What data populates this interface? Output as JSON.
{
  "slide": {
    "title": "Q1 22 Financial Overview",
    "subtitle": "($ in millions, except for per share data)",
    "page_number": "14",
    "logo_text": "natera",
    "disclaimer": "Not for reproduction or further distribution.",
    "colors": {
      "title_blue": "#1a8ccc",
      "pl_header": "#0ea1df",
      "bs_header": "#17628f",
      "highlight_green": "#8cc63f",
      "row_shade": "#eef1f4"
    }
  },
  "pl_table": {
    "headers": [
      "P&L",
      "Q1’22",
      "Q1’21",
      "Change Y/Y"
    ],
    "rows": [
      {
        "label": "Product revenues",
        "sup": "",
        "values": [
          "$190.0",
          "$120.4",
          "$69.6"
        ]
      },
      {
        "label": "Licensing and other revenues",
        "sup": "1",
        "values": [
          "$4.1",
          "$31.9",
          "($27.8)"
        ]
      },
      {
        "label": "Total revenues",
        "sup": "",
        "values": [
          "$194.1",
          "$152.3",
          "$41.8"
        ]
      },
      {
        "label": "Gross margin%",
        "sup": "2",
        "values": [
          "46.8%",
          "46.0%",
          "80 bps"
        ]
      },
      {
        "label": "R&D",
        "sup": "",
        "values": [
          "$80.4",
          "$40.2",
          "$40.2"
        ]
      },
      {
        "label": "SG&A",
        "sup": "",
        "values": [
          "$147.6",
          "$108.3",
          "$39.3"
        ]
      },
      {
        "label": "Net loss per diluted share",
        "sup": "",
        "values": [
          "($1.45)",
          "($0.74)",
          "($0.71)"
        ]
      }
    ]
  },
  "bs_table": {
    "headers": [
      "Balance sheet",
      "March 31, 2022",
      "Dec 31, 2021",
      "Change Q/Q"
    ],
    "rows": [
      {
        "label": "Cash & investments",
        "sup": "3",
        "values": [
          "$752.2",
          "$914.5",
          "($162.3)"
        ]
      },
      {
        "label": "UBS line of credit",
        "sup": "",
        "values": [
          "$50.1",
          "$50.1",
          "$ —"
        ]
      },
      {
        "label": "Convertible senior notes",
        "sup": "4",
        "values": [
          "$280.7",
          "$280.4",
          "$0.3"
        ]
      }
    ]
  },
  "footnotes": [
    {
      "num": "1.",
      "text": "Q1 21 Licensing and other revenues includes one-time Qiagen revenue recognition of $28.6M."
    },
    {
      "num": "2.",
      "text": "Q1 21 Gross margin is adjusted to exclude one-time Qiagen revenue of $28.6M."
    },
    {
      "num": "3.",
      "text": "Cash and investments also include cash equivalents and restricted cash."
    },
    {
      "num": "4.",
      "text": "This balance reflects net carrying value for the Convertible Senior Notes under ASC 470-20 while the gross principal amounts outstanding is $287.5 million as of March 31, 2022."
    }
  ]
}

————

• The exercise
From the records above, extract every entry exactly as given.

• Problem solution
What data populates this interface? Output as JSON.
{
  "slide": {
    "title": "Q1 22 Financial Overview",
    "subtitle": "($ in millions, except for per share data)",
    "page_number": "14",
    "logo_text": "natera",
    "disclaimer": "Not for reproduction or further distribution.",
    "colors": {
      "title_blue": "#1a8ccc",
      "pl_header": "#0ea1df",
      "bs_header": "#17628f",
      "highlight_green": "#8cc63f",
      "row_shade": "#eef1f4"
    }
  },
  "pl_table": {
    "headers": [
      "P&L",
      "Q1’22",
      "Q1’21",
      "Change Y/Y"
    ],
    "rows": [
      {
        "label": "Product revenues",
        "sup": "",
        "values": [
          "$190.0",
          "$120.4",
          "$69.6"
        ]
      },
      {
        "label": "Licensing and other revenues",
        "sup": "1",
        "values": [
          "$4.1",
          "$31.9",
          "($27.8)"
        ]
      },
      {
        "label": "Total revenues",
        "sup": "",
        "values": [
          "$194.1",
          "$152.3",
          "$41.8"
        ]
      },
      {
        "label": "Gross margin%",
        "sup": "2",
        "values": [
          "46.8%",
          "46.0%",
          "80 bps"
        ]
      },
      {
        "label": "R&D",
        "sup": "",
        "values": [
          "$80.4",
          "$40.2",
          "$40.2"
        ]
      },
      {
        "label": "SG&A",
        "sup": "",
        "values": [
          "$147.6",
          "$108.3",
          "$39.3"
        ]
      },
      {
        "label": "Net loss per diluted share",
        "sup": "",
        "values": [
          "($1.45)",
          "($0.74)",
          "($0.71)"
        ]
      }
    ]
  },
  "bs_table": {
    "headers": [
      "Balance sheet",
      "March 31, 2022",
      "Dec 31, 2021",
      "Change Q/Q"
    ],
    "rows": [
      {
        "label": "Cash & investments",
        "sup": "3",
        "values": [
          "$752.2",
          "$914.5",
          "($162.3)"
        ]
      },
      {
        "label": "UBS line of credit",
        "sup": "",
        "values": [
          "$50.1",
          "$50.1",
          "$ —"
        ]
      },
      {
        "label": "Convertible senior notes",
        "sup": "4",
        "values": [
          "$280.7",
          "$280.4",
          "$0.3"
        ]
      }
    ]
  },
  "footnotes": [
    {
      "num": "1.",
      "text": "Q1 21 Licensing and other revenues includes one-time Qiagen revenue recognition of $28.6M."
    },
    {
      "num": "2.",
      "text": "Q1 21 Gross margin is adjusted to exclude one-time Qiagen revenue of $28.6M."
    },
    {
      "num": "3.",
      "text": "Cash and investments also include cash equivalents and restricted cash."
    },
    {
      "num": "4.",
      "text": "This balance reflects net carrying value for the Convertible Senior Notes under ASC 470-20 while the gross principal amounts outstanding is $287.5 million as of March 31, 2022."
    }
  ]
}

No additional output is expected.